** DATA RECORDS **
— Begin —
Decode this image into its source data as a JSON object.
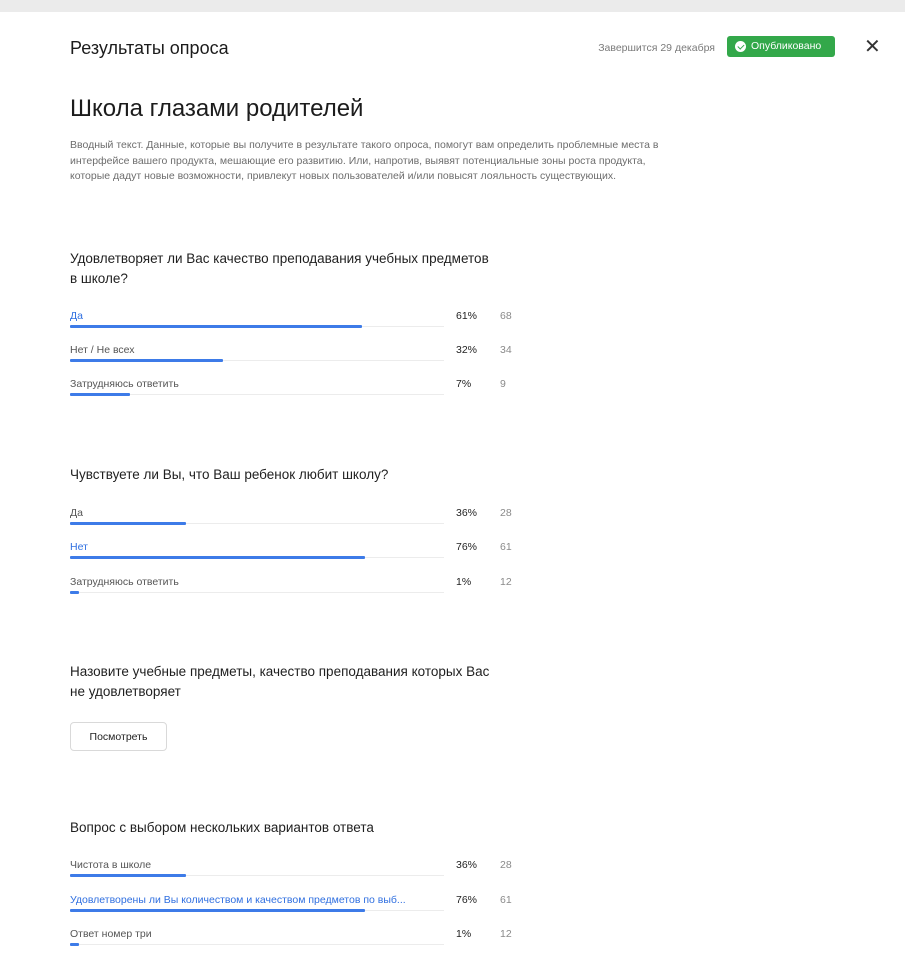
{
  "header": {
    "title": "Результаты опроса",
    "deadline": "Завершится 29 декабря",
    "status_badge": "Опубликовано",
    "status_color": "#33a84a",
    "close_icon": "✕"
  },
  "survey": {
    "title": "Школа глазами родителей",
    "intro": "Вводный текст. Данные, которые вы получите в результате такого опроса, помогут вам определить проблемные места в интерфейсе вашего продукта, мешающие его развитию. Или, напротив, выявят потенциальные зоны роста продукта, которые дадут новые возможности, привлекут новых пользователей и/или повысят лояльность существующих."
  },
  "accent_color": "#3d7be8",
  "questions": [
    {
      "text": "Удовлетворяет ли Вас качество преподавания учебных предметов в школе?",
      "options": [
        {
          "label": "Да",
          "percent": "61%",
          "count": "68",
          "fill": 0.78,
          "selected": true
        },
        {
          "label": "Нет / Не всех",
          "percent": "32%",
          "count": "34",
          "fill": 0.41,
          "selected": false
        },
        {
          "label": "Затрудняюсь ответить",
          "percent": "7%",
          "count": "9",
          "fill": 0.16,
          "selected": false
        }
      ]
    },
    {
      "text": "Чувствуете ли Вы, что Ваш ребенок любит школу?",
      "options": [
        {
          "label": "Да",
          "percent": "36%",
          "count": "28",
          "fill": 0.31,
          "selected": false
        },
        {
          "label": "Нет",
          "percent": "76%",
          "count": "61",
          "fill": 0.79,
          "selected": true
        },
        {
          "label": "Затрудняюсь ответить",
          "percent": "1%",
          "count": "12",
          "fill": 0.025,
          "selected": false
        }
      ]
    },
    {
      "text": "Назовите учебные предметы, качество преподавания которых Вас не удовлетворяет",
      "button_label": "Посмотреть"
    },
    {
      "text": "Вопрос с выбором нескольких вариантов ответа",
      "options": [
        {
          "label": "Чистота в школе",
          "percent": "36%",
          "count": "28",
          "fill": 0.31,
          "selected": false
        },
        {
          "label": "Удовлетворены ли Вы количеством и качеством предметов по выб...",
          "percent": "76%",
          "count": "61",
          "fill": 0.79,
          "selected": true
        },
        {
          "label": "Ответ номер три",
          "percent": "1%",
          "count": "12",
          "fill": 0.025,
          "selected": false
        }
      ]
    }
  ]
}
— End —
** TASK OBJECTIVE **
Copy all the lines above that hold the string "опроса".

** FINAL RESULT **
    "title": "Результаты опроса",
    "intro": "Вводный текст. Данные, которые вы получите в результате такого опроса, помогут вам определить проблемные места в интерфейсе вашего продукта, мешающие его развитию. Или, напротив, выявят потенциальные зоны роста продукта, которые дадут новые возможности, привлекут новых пользователей и/или повысят лояльность существующих."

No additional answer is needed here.